# WORK INSTRUCTIONS
Copy out each line below that has the word "this" in it.

# DATA SUPPLIED

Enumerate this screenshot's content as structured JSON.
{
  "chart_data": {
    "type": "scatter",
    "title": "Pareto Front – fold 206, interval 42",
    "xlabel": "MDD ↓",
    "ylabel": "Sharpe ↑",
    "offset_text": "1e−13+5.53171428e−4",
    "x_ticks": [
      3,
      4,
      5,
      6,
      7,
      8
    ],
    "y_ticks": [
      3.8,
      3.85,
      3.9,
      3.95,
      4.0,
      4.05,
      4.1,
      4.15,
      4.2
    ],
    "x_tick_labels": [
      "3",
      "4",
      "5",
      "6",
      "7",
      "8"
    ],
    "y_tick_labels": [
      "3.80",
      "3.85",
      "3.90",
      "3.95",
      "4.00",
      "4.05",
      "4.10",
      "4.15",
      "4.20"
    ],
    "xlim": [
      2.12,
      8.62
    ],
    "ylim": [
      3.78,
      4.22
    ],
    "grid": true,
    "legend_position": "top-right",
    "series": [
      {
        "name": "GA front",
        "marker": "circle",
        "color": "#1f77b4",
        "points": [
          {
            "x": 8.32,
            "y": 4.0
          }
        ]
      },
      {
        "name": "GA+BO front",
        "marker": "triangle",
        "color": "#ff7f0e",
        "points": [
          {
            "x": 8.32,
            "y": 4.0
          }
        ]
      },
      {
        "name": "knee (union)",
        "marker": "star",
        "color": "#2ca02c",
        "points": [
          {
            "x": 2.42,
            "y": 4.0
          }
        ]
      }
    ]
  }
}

* * *

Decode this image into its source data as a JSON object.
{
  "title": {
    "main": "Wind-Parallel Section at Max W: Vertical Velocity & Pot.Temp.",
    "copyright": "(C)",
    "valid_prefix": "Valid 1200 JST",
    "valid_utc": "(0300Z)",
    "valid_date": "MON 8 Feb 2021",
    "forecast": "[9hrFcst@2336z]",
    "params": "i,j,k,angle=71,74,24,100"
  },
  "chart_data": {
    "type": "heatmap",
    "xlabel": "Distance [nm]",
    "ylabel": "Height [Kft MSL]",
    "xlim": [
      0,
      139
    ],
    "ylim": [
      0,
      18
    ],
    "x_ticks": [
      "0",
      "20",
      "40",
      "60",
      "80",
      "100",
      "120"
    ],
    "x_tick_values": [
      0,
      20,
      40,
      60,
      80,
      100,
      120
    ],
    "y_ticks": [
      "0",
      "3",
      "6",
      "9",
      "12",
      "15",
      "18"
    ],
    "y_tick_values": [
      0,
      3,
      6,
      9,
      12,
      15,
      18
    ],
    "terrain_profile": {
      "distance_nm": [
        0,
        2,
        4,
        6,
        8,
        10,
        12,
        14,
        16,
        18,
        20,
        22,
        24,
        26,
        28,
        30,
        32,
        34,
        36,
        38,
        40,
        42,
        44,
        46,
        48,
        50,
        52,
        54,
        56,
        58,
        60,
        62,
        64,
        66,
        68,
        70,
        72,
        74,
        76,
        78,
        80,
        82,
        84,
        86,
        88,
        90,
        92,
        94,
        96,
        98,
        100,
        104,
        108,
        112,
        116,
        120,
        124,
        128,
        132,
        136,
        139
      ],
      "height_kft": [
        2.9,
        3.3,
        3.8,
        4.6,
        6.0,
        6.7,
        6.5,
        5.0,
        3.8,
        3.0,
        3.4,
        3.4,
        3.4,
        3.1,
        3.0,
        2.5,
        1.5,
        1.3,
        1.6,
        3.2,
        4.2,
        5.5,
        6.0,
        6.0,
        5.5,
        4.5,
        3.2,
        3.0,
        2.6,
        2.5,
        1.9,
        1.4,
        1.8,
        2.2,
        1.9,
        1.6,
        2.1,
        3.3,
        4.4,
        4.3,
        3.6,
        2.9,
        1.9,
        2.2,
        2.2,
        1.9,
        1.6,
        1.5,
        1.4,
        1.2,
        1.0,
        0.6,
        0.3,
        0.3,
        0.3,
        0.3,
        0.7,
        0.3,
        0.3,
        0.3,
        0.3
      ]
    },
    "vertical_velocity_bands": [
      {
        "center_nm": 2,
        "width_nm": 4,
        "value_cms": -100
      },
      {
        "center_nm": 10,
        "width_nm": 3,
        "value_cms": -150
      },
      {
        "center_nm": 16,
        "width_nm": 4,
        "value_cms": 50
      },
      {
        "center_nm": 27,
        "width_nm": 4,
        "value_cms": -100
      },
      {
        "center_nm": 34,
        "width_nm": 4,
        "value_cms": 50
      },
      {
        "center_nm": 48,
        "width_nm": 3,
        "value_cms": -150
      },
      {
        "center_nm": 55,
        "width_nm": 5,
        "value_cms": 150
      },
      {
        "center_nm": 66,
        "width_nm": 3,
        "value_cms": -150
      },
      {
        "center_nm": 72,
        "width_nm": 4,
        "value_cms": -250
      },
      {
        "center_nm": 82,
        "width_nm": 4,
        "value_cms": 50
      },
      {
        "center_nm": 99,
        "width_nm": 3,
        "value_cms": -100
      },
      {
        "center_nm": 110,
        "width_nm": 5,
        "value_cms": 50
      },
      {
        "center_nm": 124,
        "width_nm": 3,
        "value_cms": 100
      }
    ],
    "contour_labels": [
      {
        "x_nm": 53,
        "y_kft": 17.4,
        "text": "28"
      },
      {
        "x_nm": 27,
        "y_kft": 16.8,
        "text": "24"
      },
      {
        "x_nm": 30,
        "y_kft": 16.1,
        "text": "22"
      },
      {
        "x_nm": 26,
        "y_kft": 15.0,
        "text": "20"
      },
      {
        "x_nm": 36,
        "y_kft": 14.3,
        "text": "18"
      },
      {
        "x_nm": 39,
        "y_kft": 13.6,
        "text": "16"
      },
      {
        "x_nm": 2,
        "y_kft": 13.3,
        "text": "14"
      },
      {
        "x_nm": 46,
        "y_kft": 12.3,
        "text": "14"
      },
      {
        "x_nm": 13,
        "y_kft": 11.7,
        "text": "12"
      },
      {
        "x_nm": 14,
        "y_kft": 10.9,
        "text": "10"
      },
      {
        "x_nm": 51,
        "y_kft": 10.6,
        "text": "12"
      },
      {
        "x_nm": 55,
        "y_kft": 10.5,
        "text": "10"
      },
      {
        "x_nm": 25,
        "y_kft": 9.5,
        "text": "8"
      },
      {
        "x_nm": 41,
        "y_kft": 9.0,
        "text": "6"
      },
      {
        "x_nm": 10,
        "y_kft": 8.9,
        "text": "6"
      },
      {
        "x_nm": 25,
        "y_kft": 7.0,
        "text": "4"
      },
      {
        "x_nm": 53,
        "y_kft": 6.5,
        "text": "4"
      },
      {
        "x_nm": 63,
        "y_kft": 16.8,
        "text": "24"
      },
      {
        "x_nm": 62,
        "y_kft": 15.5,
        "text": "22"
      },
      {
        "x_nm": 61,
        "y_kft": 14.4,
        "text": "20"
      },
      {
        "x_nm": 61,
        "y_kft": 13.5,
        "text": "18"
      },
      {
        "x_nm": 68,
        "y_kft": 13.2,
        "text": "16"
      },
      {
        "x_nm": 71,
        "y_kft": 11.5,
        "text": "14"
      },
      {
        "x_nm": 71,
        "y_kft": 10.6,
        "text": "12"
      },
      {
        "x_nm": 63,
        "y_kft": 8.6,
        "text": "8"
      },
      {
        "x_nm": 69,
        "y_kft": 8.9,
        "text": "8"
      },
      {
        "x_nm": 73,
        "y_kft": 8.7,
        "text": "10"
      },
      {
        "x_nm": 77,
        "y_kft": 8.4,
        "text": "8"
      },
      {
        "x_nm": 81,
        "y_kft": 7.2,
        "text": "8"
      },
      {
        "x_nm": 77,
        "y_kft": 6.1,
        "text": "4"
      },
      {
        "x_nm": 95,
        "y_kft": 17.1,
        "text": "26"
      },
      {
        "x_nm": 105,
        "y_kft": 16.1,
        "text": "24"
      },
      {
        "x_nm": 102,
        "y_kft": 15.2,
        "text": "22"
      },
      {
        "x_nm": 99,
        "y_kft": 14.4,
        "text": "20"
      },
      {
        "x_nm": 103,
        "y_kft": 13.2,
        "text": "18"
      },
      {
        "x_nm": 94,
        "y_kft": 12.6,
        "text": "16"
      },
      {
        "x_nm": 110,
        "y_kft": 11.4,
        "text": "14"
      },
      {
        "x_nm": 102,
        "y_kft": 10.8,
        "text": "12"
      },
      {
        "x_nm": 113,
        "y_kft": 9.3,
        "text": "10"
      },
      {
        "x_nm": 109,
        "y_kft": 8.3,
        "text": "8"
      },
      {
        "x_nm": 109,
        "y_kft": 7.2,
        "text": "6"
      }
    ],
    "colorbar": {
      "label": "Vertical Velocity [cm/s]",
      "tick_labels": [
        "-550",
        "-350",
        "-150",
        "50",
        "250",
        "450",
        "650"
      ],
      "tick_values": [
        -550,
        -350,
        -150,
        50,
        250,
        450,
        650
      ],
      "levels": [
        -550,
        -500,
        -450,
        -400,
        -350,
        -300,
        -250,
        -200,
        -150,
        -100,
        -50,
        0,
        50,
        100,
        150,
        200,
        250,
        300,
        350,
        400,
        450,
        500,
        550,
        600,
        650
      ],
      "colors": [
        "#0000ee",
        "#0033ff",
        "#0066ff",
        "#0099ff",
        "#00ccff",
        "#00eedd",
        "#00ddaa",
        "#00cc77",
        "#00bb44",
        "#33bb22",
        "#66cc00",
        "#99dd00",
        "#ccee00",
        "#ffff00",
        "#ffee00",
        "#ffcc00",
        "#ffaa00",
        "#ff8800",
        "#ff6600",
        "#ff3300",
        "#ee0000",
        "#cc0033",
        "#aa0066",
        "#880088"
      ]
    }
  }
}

# COMPLETE ANSWER
Enumerate this screenshot's content as structured JSON.
Decode this image into its source data as a JSON object.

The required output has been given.